**EXERCISE DETAILS**: Verbatim output of all the material below is required.

**RECORDS TO USE**:
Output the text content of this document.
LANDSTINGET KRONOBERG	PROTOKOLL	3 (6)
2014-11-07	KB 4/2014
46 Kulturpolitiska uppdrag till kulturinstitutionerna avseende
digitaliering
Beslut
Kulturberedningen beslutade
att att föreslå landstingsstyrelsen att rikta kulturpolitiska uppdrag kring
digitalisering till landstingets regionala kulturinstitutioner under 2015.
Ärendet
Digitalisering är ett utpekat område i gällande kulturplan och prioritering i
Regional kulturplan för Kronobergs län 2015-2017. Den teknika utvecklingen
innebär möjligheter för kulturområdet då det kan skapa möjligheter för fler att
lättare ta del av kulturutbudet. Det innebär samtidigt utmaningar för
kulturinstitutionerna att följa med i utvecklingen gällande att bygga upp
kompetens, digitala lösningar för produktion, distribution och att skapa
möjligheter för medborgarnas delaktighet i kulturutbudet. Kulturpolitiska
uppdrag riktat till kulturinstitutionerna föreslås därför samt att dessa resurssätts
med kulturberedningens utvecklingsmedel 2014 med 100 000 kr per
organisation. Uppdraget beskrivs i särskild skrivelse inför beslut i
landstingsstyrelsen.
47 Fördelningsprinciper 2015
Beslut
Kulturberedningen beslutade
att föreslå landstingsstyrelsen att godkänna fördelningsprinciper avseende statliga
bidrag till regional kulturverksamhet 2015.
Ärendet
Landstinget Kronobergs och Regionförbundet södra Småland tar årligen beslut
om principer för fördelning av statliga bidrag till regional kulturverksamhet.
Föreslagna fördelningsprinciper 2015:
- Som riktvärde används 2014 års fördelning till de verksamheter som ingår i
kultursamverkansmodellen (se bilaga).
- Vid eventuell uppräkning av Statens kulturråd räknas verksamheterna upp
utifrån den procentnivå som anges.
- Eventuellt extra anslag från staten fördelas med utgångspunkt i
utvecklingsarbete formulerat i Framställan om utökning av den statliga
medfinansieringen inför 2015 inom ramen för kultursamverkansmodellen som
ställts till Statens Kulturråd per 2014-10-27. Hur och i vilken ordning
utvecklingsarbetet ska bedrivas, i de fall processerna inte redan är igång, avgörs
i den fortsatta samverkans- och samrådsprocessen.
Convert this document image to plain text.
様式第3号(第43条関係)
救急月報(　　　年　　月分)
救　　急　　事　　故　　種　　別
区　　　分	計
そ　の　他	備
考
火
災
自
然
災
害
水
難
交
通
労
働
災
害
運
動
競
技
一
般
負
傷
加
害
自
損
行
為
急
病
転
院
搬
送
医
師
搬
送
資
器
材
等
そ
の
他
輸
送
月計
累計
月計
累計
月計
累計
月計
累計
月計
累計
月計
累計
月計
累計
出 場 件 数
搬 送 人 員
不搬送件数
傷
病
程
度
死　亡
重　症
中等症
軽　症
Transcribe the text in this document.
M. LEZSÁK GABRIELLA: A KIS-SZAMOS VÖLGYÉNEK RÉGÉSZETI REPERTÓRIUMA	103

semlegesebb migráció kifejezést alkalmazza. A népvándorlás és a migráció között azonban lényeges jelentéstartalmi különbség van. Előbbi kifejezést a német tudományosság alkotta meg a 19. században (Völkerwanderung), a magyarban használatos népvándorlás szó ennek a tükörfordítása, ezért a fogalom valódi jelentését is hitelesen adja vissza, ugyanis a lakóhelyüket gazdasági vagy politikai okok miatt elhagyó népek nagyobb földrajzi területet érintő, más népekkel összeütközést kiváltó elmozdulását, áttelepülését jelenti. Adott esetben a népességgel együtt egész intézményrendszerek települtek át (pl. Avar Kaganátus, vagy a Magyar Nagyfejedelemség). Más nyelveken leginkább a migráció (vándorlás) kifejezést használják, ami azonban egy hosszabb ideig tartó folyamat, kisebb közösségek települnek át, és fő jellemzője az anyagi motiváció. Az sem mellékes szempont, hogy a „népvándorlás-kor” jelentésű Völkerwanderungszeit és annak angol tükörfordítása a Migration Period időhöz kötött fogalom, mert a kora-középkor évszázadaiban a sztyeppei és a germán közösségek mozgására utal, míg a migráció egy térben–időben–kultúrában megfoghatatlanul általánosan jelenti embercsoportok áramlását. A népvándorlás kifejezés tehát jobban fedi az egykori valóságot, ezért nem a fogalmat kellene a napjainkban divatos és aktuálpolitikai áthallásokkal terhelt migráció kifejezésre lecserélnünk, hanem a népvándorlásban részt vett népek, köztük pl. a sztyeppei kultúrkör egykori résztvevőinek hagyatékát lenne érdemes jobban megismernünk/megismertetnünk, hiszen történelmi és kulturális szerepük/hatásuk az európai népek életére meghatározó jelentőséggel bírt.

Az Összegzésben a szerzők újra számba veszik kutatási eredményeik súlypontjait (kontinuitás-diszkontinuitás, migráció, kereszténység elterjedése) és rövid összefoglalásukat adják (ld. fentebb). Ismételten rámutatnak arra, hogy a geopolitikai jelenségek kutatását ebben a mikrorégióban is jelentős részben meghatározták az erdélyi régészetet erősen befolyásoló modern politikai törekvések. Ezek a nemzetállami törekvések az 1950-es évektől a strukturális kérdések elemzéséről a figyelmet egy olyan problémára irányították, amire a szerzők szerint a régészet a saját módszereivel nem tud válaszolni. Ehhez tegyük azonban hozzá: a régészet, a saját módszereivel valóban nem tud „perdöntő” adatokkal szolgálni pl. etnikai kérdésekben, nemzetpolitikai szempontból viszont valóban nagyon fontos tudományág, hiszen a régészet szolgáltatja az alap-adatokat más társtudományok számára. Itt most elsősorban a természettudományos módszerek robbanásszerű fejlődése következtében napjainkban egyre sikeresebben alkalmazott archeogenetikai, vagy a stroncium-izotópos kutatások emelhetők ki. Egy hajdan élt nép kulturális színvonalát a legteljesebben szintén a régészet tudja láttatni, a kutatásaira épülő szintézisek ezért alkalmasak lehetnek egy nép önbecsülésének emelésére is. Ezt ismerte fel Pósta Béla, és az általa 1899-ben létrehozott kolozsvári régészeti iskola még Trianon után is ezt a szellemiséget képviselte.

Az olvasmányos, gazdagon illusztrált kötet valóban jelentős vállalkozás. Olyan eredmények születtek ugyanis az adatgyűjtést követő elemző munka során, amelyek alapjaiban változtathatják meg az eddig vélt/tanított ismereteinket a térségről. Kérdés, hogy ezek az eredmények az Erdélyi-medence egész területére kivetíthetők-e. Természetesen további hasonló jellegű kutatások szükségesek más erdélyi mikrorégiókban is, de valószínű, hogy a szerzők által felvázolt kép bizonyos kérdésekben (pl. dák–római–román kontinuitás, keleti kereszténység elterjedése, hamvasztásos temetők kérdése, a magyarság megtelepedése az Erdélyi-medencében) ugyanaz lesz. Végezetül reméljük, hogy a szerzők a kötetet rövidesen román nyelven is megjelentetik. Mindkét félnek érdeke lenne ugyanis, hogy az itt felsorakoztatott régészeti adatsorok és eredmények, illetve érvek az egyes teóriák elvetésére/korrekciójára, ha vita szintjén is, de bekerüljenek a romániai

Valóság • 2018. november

**COMPLETE RESPONSE**:
Output the text content of this document.
LANDSTINGET KRONOBERG	PROTOKOLL	3 (6)
2014-11-07	KB 4/2014
46 Kulturpolitiska uppdrag till kulturinstitutionerna avseende
digitaliering
Beslut
Kulturberedningen beslutade
att att föreslå landstingsstyrelsen att rikta kulturpolitiska uppdrag kring
digitalisering till landstingets regionala kulturinstitutioner under 2015.
Ärendet
Digitalisering är ett utpekat område i gällande kulturplan och prioritering i
Regional kulturplan för Kronobergs län 2015-2017. Den teknika utvecklingen
innebär möjligheter för kulturområdet då det kan skapa möjligheter för fler att
lättare ta del av kulturutbudet. Det innebär samtidigt utmaningar för
kulturinstitutionerna att följa med i utvecklingen gällande att bygga upp
kompetens, digitala lösningar för produktion, distribution och att skapa
möjligheter för medborgarnas delaktighet i kulturutbudet. Kulturpolitiska
uppdrag riktat till kulturinstitutionerna föreslås därför samt att dessa resurssätts
med kulturberedningens utvecklingsmedel 2014 med 100 000 kr per
organisation. Uppdraget beskrivs i särskild skrivelse inför beslut i
landstingsstyrelsen.
47 Fördelningsprinciper 2015
Beslut
Kulturberedningen beslutade
att föreslå landstingsstyrelsen att godkänna fördelningsprinciper avseende statliga
bidrag till regional kulturverksamhet 2015.
Ärendet
Landstinget Kronobergs och Regionförbundet södra Småland tar årligen beslut
om principer för fördelning av statliga bidrag till regional kulturverksamhet.
Föreslagna fördelningsprinciper 2015:
- Som riktvärde används 2014 års fördelning till de verksamheter som ingår i
kultursamverkansmodellen (se bilaga).
- Vid eventuell uppräkning av Statens kulturråd räknas verksamheterna upp
utifrån den procentnivå som anges.
- Eventuellt extra anslag från staten fördelas med utgångspunkt i
utvecklingsarbete formulerat i Framställan om utökning av den statliga
medfinansieringen inför 2015 inom ramen för kultursamverkansmodellen som
ställts till Statens Kulturråd per 2014-10-27. Hur och i vilken ordning
utvecklingsarbetet ska bedrivas, i de fall processerna inte redan är igång, avgörs
i den fortsatta samverkans- och samrådsprocessen.
Convert this document image to plain text.
様式第3号(第43条関係)
救急月報(　　　年　　月分)
救　　急　　事　　故　　種　　別
区　　　分	計
そ　の　他	備
考
火
災
自
然
災
害
水
難
交
通
労
働
災
害
運
動
競
技
一
般
負
傷
加
害
自
損
行
為
急
病
転
院
搬
送
医
師
搬
送
資
器
材
等
そ
の
他
輸
送
月計
累計
月計
累計
月計
累計
月計
累計
月計
累計
月計
累計
月計
累計
出 場 件 数
搬 送 人 員
不搬送件数
傷
病
程
度
死　亡
重　症
中等症
軽　症
Transcribe the text in this document.
M. LEZSÁK GABRIELLA: A KIS-SZAMOS VÖLGYÉNEK RÉGÉSZETI REPERTÓRIUMA	103

semlegesebb migráció kifejezést alkalmazza. A népvándorlás és a migráció között azonban lényeges jelentéstartalmi különbség van. Előbbi kifejezést a német tudományosság alkotta meg a 19. században (Völkerwanderung), a magyarban használatos népvándorlás szó ennek a tükörfordítása, ezért a fogalom valódi jelentését is hitelesen adja vissza, ugyanis a lakóhelyüket gazdasági vagy politikai okok miatt elhagyó népek nagyobb földrajzi területet érintő, más népekkel összeütközést kiváltó elmozdulását, áttelepülését jelenti. Adott esetben a népességgel együtt egész intézményrendszerek települtek át (pl. Avar Kaganátus, vagy a Magyar Nagyfejedelemség). Más nyelveken leginkább a migráció (vándorlás) kifejezést használják, ami azonban egy hosszabb ideig tartó folyamat, kisebb közösségek települnek át, és fő jellemzője az anyagi motiváció. Az sem mellékes szempont, hogy a „népvándorlás-kor” jelentésű Völkerwanderungszeit és annak angol tükörfordítása a Migration Period időhöz kötött fogalom, mert a kora-középkor évszázadaiban a sztyeppei és a germán közösségek mozgására utal, míg a migráció egy térben–időben–kultúrában megfoghatatlanul általánosan jelenti embercsoportok áramlását. A népvándorlás kifejezés tehát jobban fedi az egykori valóságot, ezért nem a fogalmat kellene a napjainkban divatos és aktuálpolitikai áthallásokkal terhelt migráció kifejezésre lecserélnünk, hanem a népvándorlásban részt vett népek, köztük pl. a sztyeppei kultúrkör egykori résztvevőinek hagyatékát lenne érdemes jobban megismernünk/megismertetnünk, hiszen történelmi és kulturális szerepük/hatásuk az európai népek életére meghatározó jelentőséggel bírt.

Az Összegzésben a szerzők újra számba veszik kutatási eredményeik súlypontjait (kontinuitás-diszkontinuitás, migráció, kereszténység elterjedése) és rövid összefoglalásukat adják (ld. fentebb). Ismételten rámutatnak arra, hogy a geopolitikai jelenségek kutatását ebben a mikrorégióban is jelentős részben meghatározták az erdélyi régészetet erősen befolyásoló modern politikai törekvések. Ezek a nemzetállami törekvések az 1950-es évektől a strukturális kérdések elemzéséről a figyelmet egy olyan problémára irányították, amire a szerzők szerint a régészet a saját módszereivel nem tud válaszolni. Ehhez tegyük azonban hozzá: a régészet, a saját módszereivel valóban nem tud „perdöntő” adatokkal szolgálni pl. etnikai kérdésekben, nemzetpolitikai szempontból viszont valóban nagyon fontos tudományág, hiszen a régészet szolgáltatja az alap-adatokat más társtudományok számára. Itt most elsősorban a természettudományos módszerek robbanásszerű fejlődése következtében napjainkban egyre sikeresebben alkalmazott archeogenetikai, vagy a stroncium-izotópos kutatások emelhetők ki. Egy hajdan élt nép kulturális színvonalát a legteljesebben szintén a régészet tudja láttatni, a kutatásaira épülő szintézisek ezért alkalmasak lehetnek egy nép önbecsülésének emelésére is. Ezt ismerte fel Pósta Béla, és az általa 1899-ben létrehozott kolozsvári régészeti iskola még Trianon után is ezt a szellemiséget képviselte.

Az olvasmányos, gazdagon illusztrált kötet valóban jelentős vállalkozás. Olyan eredmények születtek ugyanis az adatgyűjtést követő elemző munka során, amelyek alapjaiban változtathatják meg az eddig vélt/tanított ismereteinket a térségről. Kérdés, hogy ezek az eredmények az Erdélyi-medence egész területére kivetíthetők-e. Természetesen további hasonló jellegű kutatások szükségesek más erdélyi mikrorégiókban is, de valószínű, hogy a szerzők által felvázolt kép bizonyos kérdésekben (pl. dák–római–román kontinuitás, keleti kereszténység elterjedése, hamvasztásos temetők kérdése, a magyarság megtelepedése az Erdélyi-medencében) ugyanaz lesz. Végezetül reméljük, hogy a szerzők a kötetet rövidesen román nyelven is megjelentetik. Mindkét félnek érdeke lenne ugyanis, hogy az itt felsorakoztatott régészeti adatsorok és eredmények, illetve érvek az egyes teóriák elvetésére/korrekciójára, ha vita szintjén is, de bekerüljenek a romániai

Valóság • 2018. november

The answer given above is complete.